_WHAT IS REQUIRED_.
Every entry that follows needs to be repeated exactly.

_RECORDED INFORMATION_.
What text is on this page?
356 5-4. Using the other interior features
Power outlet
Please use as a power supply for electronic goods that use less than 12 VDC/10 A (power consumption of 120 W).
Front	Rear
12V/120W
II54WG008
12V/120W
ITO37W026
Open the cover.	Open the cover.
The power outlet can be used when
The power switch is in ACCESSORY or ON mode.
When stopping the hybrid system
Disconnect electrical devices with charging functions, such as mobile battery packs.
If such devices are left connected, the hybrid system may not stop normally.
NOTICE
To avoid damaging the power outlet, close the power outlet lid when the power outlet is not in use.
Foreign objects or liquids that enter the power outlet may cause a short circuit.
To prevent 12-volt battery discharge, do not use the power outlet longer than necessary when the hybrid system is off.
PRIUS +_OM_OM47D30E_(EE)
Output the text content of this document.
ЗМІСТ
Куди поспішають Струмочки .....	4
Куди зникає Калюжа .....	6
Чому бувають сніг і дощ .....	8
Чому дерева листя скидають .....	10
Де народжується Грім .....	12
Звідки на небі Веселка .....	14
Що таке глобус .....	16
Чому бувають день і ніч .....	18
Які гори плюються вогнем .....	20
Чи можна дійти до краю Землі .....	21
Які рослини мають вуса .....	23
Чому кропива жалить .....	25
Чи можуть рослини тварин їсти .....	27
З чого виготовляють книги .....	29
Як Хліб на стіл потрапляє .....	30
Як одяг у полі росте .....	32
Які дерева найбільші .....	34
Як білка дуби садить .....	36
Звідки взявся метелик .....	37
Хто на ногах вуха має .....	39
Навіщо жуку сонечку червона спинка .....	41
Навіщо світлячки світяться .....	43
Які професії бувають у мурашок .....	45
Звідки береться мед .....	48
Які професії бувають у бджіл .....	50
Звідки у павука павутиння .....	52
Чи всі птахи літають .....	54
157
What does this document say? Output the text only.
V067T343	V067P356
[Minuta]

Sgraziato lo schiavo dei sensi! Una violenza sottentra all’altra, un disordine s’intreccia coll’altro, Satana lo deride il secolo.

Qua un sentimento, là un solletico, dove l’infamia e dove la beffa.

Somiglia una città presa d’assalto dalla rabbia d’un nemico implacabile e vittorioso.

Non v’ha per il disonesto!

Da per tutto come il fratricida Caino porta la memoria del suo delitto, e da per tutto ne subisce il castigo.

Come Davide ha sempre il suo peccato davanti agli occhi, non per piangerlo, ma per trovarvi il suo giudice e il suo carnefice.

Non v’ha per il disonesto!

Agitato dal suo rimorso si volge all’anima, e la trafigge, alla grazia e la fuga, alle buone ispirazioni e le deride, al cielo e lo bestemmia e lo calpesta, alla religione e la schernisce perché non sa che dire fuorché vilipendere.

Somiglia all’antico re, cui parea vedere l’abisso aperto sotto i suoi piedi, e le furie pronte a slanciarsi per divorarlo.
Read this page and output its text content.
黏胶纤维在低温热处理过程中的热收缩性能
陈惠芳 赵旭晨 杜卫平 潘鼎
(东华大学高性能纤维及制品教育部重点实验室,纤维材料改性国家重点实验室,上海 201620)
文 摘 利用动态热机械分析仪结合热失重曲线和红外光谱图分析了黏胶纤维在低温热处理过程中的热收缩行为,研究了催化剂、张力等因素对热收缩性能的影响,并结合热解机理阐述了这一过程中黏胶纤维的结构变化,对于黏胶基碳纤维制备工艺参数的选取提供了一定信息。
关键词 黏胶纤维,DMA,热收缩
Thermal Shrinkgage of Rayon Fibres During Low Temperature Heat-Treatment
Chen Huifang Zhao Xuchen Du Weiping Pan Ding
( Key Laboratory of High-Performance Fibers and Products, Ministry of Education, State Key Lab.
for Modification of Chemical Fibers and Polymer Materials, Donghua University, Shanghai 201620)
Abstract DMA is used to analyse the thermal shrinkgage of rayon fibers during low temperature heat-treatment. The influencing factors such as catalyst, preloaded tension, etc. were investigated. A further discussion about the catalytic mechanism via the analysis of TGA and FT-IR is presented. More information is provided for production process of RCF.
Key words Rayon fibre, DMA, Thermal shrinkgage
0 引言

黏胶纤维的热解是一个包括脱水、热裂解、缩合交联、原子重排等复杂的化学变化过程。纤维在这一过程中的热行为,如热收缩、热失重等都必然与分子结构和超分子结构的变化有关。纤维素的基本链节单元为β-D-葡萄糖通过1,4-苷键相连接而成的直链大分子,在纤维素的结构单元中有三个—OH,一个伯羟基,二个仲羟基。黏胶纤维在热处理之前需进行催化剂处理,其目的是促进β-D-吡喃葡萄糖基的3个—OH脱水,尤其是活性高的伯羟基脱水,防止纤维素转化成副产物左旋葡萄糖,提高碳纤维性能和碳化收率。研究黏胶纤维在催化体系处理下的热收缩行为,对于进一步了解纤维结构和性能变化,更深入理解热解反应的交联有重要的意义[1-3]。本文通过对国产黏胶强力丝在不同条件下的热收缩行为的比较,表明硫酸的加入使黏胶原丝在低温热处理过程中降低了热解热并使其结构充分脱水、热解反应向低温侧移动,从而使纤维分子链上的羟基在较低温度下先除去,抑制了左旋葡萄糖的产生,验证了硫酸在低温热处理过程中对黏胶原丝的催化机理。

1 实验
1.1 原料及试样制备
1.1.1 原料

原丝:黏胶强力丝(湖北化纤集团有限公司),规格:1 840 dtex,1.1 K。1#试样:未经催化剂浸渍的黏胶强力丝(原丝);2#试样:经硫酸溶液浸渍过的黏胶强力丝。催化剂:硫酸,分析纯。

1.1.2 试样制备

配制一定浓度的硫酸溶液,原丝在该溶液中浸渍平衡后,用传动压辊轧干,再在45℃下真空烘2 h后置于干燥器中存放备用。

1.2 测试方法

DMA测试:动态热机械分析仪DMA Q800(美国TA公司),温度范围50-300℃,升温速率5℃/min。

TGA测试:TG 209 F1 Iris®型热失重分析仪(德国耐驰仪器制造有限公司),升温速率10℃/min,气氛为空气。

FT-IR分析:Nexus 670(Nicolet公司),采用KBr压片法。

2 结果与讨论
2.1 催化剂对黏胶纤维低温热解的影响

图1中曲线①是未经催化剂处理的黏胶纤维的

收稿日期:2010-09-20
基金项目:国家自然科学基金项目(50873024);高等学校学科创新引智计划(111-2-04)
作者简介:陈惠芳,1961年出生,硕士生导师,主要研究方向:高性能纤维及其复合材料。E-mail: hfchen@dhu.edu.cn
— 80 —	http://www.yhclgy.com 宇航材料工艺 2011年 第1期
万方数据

_FINAL RESULT_.
What text is on this page?
356 5-4. Using the other interior features
Power outlet
Please use as a power supply for electronic goods that use less than 12 VDC/10 A (power consumption of 120 W).
Front	Rear
12V/120W
II54WG008
12V/120W
ITO37W026
Open the cover.	Open the cover.
The power outlet can be used when
The power switch is in ACCESSORY or ON mode.
When stopping the hybrid system
Disconnect electrical devices with charging functions, such as mobile battery packs.
If such devices are left connected, the hybrid system may not stop normally.
NOTICE
To avoid damaging the power outlet, close the power outlet lid when the power outlet is not in use.
Foreign objects or liquids that enter the power outlet may cause a short circuit.
To prevent 12-volt battery discharge, do not use the power outlet longer than necessary when the hybrid system is off.
PRIUS +_OM_OM47D30E_(EE)
Output the text content of this document.
ЗМІСТ
Куди поспішають Струмочки .....	4
Куди зникає Калюжа .....	6
Чому бувають сніг і дощ .....	8
Чому дерева листя скидають .....	10
Де народжується Грім .....	12
Звідки на небі Веселка .....	14
Що таке глобус .....	16
Чому бувають день і ніч .....	18
Які гори плюються вогнем .....	20
Чи можна дійти до краю Землі .....	21
Які рослини мають вуса .....	23
Чому кропива жалить .....	25
Чи можуть рослини тварин їсти .....	27
З чого виготовляють книги .....	29
Як Хліб на стіл потрапляє .....	30
Як одяг у полі росте .....	32
Які дерева найбільші .....	34
Як білка дуби садить .....	36
Звідки взявся метелик .....	37
Хто на ногах вуха має .....	39
Навіщо жуку сонечку червона спинка .....	41
Навіщо світлячки світяться .....	43
Які професії бувають у мурашок .....	45
Звідки береться мед .....	48
Які професії бувають у бджіл .....	50
Звідки у павука павутиння .....	52
Чи всі птахи літають .....	54
157
What does this document say? Output the text only.
V067T343	V067P356
[Minuta]

Sgraziato lo schiavo dei sensi! Una violenza sottentra all’altra, un disordine s’intreccia coll’altro, Satana lo deride il secolo.

Qua un sentimento, là un solletico, dove l’infamia e dove la beffa.

Somiglia una città presa d’assalto dalla rabbia d’un nemico implacabile e vittorioso.

Non v’ha per il disonesto!

Da per tutto come il fratricida Caino porta la memoria del suo delitto, e da per tutto ne subisce il castigo.

Come Davide ha sempre il suo peccato davanti agli occhi, non per piangerlo, ma per trovarvi il suo giudice e il suo carnefice.

Non v’ha per il disonesto!

Agitato dal suo rimorso si volge all’anima, e la trafigge, alla grazia e la fuga, alle buone ispirazioni e le deride, al cielo e lo bestemmia e lo calpesta, alla religione e la schernisce perché non sa che dire fuorché vilipendere.

Somiglia all’antico re, cui parea vedere l’abisso aperto sotto i suoi piedi, e le furie pronte a slanciarsi per divorarlo.
Read this page and output its text content.
黏胶纤维在低温热处理过程中的热收缩性能
陈惠芳 赵旭晨 杜卫平 潘鼎
(东华大学高性能纤维及制品教育部重点实验室,纤维材料改性国家重点实验室,上海 201620)
文 摘 利用动态热机械分析仪结合热失重曲线和红外光谱图分析了黏胶纤维在低温热处理过程中的热收缩行为,研究了催化剂、张力等因素对热收缩性能的影响,并结合热解机理阐述了这一过程中黏胶纤维的结构变化,对于黏胶基碳纤维制备工艺参数的选取提供了一定信息。
关键词 黏胶纤维,DMA,热收缩
Thermal Shrinkgage of Rayon Fibres During Low Temperature Heat-Treatment
Chen Huifang Zhao Xuchen Du Weiping Pan Ding
( Key Laboratory of High-Performance Fibers and Products, Ministry of Education, State Key Lab.
for Modification of Chemical Fibers and Polymer Materials, Donghua University, Shanghai 201620)
Abstract DMA is used to analyse the thermal shrinkgage of rayon fibers during low temperature heat-treatment. The influencing factors such as catalyst, preloaded tension, etc. were investigated. A further discussion about the catalytic mechanism via the analysis of TGA and FT-IR is presented. More information is provided for production process of RCF.
Key words Rayon fibre, DMA, Thermal shrinkgage
0 引言

黏胶纤维的热解是一个包括脱水、热裂解、缩合交联、原子重排等复杂的化学变化过程。纤维在这一过程中的热行为,如热收缩、热失重等都必然与分子结构和超分子结构的变化有关。纤维素的基本链节单元为β-D-葡萄糖通过1,4-苷键相连接而成的直链大分子,在纤维素的结构单元中有三个—OH,一个伯羟基,二个仲羟基。黏胶纤维在热处理之前需进行催化剂处理,其目的是促进β-D-吡喃葡萄糖基的3个—OH脱水,尤其是活性高的伯羟基脱水,防止纤维素转化成副产物左旋葡萄糖,提高碳纤维性能和碳化收率。研究黏胶纤维在催化体系处理下的热收缩行为,对于进一步了解纤维结构和性能变化,更深入理解热解反应的交联有重要的意义[1-3]。本文通过对国产黏胶强力丝在不同条件下的热收缩行为的比较,表明硫酸的加入使黏胶原丝在低温热处理过程中降低了热解热并使其结构充分脱水、热解反应向低温侧移动,从而使纤维分子链上的羟基在较低温度下先除去,抑制了左旋葡萄糖的产生,验证了硫酸在低温热处理过程中对黏胶原丝的催化机理。

1 实验
1.1 原料及试样制备
1.1.1 原料

原丝:黏胶强力丝(湖北化纤集团有限公司),规格:1 840 dtex,1.1 K。1#试样:未经催化剂浸渍的黏胶强力丝(原丝);2#试样:经硫酸溶液浸渍过的黏胶强力丝。催化剂:硫酸,分析纯。

1.1.2 试样制备

配制一定浓度的硫酸溶液,原丝在该溶液中浸渍平衡后,用传动压辊轧干,再在45℃下真空烘2 h后置于干燥器中存放备用。

1.2 测试方法

DMA测试:动态热机械分析仪DMA Q800(美国TA公司),温度范围50-300℃,升温速率5℃/min。

TGA测试:TG 209 F1 Iris®型热失重分析仪(德国耐驰仪器制造有限公司),升温速率10℃/min,气氛为空气。

FT-IR分析:Nexus 670(Nicolet公司),采用KBr压片法。

2 结果与讨论
2.1 催化剂对黏胶纤维低温热解的影响

图1中曲线①是未经催化剂处理的黏胶纤维的

收稿日期:2010-09-20
基金项目:国家自然科学基金项目(50873024);高等学校学科创新引智计划(111-2-04)
作者简介:陈惠芳,1961年出生,硕士生导师,主要研究方向:高性能纤维及其复合材料。E-mail: hfchen@dhu.edu.cn
— 80 —	http://www.yhclgy.com 宇航材料工艺 2011年 第1期
万方数据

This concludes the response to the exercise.